● **Recorded data**:
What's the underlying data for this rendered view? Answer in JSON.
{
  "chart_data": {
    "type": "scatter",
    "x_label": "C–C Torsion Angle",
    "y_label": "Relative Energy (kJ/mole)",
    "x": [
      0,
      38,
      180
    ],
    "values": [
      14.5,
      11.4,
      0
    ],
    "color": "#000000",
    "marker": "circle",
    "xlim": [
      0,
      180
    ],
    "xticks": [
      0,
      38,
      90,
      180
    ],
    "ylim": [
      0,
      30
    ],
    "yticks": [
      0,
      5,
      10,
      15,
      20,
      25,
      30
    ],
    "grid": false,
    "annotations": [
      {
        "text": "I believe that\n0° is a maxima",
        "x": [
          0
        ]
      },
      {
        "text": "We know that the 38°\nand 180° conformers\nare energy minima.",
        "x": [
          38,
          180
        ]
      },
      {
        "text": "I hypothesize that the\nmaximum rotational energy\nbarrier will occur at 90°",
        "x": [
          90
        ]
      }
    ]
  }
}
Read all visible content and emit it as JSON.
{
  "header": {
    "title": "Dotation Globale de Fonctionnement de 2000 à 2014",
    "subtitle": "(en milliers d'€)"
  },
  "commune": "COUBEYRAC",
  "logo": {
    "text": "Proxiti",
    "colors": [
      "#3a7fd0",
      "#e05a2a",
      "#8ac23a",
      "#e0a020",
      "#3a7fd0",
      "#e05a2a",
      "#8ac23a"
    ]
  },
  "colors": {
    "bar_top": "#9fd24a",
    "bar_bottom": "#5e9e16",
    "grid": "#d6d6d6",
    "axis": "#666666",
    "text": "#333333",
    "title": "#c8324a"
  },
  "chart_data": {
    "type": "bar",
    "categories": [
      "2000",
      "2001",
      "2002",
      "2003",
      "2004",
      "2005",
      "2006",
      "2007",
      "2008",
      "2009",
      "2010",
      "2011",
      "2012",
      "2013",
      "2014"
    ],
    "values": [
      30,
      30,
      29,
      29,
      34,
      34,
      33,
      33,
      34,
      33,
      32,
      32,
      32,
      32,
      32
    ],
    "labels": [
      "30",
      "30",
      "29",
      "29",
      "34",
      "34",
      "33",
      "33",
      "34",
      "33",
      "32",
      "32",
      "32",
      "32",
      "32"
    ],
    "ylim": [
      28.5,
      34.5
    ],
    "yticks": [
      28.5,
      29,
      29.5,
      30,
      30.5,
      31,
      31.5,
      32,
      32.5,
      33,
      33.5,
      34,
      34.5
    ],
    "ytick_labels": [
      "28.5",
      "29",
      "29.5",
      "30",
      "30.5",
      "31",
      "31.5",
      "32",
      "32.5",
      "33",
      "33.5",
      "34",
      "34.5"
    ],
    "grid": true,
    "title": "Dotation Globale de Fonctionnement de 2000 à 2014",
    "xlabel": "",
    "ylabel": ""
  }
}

● **The task**:
Set every line of the listing down word for word.

● **Final result**:
What's the underlying data for this rendered view? Answer in JSON.
{
  "chart_data": {
    "type": "scatter",
    "x_label": "C–C Torsion Angle",
    "y_label": "Relative Energy (kJ/mole)",
    "x": [
      0,
      38,
      180
    ],
    "values": [
      14.5,
      11.4,
      0
    ],
    "color": "#000000",
    "marker": "circle",
    "xlim": [
      0,
      180
    ],
    "xticks": [
      0,
      38,
      90,
      180
    ],
    "ylim": [
      0,
      30
    ],
    "yticks": [
      0,
      5,
      10,
      15,
      20,
      25,
      30
    ],
    "grid": false,
    "annotations": [
      {
        "text": "I believe that\n0° is a maxima",
        "x": [
          0
        ]
      },
      {
        "text": "We know that the 38°\nand 180° conformers\nare energy minima.",
        "x": [
          38,
          180
        ]
      },
      {
        "text": "I hypothesize that the\nmaximum rotational energy\nbarrier will occur at 90°",
        "x": [
          90
        ]
      }
    ]
  }
}
Read all visible content and emit it as JSON.
{
  "header": {
    "title": "Dotation Globale de Fonctionnement de 2000 à 2014",
    "subtitle": "(en milliers d'€)"
  },
  "commune": "COUBEYRAC",
  "logo": {
    "text": "Proxiti",
    "colors": [
      "#3a7fd0",
      "#e05a2a",
      "#8ac23a",
      "#e0a020",
      "#3a7fd0",
      "#e05a2a",
      "#8ac23a"
    ]
  },
  "colors": {
    "bar_top": "#9fd24a",
    "bar_bottom": "#5e9e16",
    "grid": "#d6d6d6",
    "axis": "#666666",
    "text": "#333333",
    "title": "#c8324a"
  },
  "chart_data": {
    "type": "bar",
    "categories": [
      "2000",
      "2001",
      "2002",
      "2003",
      "2004",
      "2005",
      "2006",
      "2007",
      "2008",
      "2009",
      "2010",
      "2011",
      "2012",
      "2013",
      "2014"
    ],
    "values": [
      30,
      30,
      29,
      29,
      34,
      34,
      33,
      33,
      34,
      33,
      32,
      32,
      32,
      32,
      32
    ],
    "labels": [
      "30",
      "30",
      "29",
      "29",
      "34",
      "34",
      "33",
      "33",
      "34",
      "33",
      "32",
      "32",
      "32",
      "32",
      "32"
    ],
    "ylim": [
      28.5,
      34.5
    ],
    "yticks": [
      28.5,
      29,
      29.5,
      30,
      30.5,
      31,
      31.5,
      32,
      32.5,
      33,
      33.5,
      34,
      34.5
    ],
    "ytick_labels": [
      "28.5",
      "29",
      "29.5",
      "30",
      "30.5",
      "31",
      "31.5",
      "32",
      "32.5",
      "33",
      "33.5",
      "34",
      "34.5"
    ],
    "grid": true,
    "title": "Dotation Globale de Fonctionnement de 2000 à 2014",
    "xlabel": "",
    "ylabel": ""
  }
}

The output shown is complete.